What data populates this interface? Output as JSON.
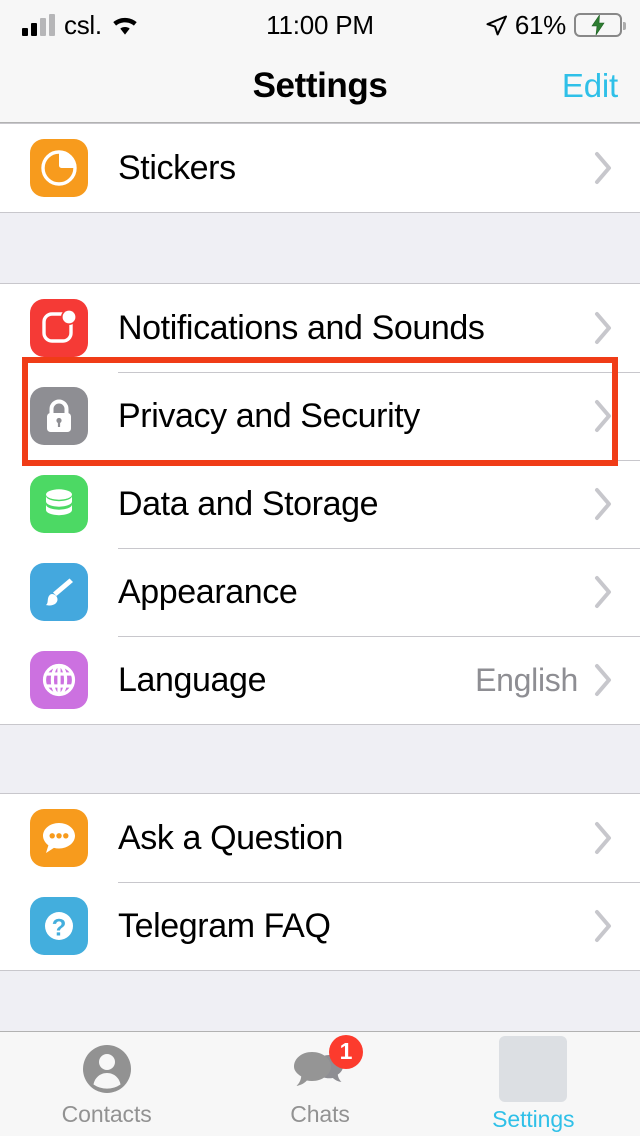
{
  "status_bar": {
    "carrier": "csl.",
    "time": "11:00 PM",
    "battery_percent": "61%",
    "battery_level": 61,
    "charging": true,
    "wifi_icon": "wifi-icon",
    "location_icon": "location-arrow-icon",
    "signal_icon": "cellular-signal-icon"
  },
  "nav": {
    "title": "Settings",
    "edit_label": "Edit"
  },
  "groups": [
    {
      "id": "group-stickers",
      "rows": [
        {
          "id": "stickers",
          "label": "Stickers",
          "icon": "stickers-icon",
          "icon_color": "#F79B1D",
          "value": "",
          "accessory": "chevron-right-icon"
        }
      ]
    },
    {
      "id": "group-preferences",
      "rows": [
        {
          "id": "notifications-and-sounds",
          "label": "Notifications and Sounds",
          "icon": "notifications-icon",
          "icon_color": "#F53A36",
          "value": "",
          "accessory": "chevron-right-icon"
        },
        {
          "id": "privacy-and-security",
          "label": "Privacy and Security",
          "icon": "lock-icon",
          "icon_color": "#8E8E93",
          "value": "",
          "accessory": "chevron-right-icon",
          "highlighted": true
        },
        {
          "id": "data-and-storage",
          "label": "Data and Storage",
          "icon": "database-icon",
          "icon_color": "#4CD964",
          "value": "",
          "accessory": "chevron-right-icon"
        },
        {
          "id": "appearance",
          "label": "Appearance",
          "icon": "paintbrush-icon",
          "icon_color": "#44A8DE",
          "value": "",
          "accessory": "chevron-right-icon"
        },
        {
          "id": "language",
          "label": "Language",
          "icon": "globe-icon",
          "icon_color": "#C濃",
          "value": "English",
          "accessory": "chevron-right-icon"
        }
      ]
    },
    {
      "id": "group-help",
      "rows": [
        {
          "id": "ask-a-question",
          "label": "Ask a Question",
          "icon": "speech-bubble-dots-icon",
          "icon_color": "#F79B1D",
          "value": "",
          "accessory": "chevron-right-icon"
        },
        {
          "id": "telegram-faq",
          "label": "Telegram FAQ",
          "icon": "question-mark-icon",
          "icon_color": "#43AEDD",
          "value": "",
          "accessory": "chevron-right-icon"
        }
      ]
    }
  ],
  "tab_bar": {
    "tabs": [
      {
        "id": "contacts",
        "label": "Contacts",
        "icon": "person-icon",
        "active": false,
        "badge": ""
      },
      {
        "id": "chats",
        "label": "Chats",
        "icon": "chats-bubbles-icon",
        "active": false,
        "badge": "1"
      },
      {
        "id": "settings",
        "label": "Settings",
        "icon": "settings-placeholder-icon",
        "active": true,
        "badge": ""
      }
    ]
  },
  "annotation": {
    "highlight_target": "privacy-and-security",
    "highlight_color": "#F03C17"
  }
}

_ _ _ _ _

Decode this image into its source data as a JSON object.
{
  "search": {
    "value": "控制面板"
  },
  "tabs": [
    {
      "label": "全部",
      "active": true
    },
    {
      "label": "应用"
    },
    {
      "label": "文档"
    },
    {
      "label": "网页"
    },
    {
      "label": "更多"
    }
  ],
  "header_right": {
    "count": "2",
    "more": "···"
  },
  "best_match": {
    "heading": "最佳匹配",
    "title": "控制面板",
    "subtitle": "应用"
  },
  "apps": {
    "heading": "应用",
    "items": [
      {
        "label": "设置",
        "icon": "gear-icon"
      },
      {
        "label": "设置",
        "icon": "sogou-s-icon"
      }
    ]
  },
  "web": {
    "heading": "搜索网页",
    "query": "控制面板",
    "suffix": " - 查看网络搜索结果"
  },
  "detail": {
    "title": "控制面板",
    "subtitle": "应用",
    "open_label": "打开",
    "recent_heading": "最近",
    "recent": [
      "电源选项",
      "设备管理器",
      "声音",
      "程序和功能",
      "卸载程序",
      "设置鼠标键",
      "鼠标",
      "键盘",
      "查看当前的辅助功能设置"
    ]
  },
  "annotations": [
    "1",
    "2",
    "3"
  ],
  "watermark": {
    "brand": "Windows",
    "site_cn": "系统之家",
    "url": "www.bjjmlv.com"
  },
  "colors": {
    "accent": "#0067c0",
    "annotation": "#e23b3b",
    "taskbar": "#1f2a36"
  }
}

_ _ _ _ _

Check each line above for the word "true", and copy the lines where it appears.

    "charging": true,
          "highlighted": true
        "active": true,
      "active": true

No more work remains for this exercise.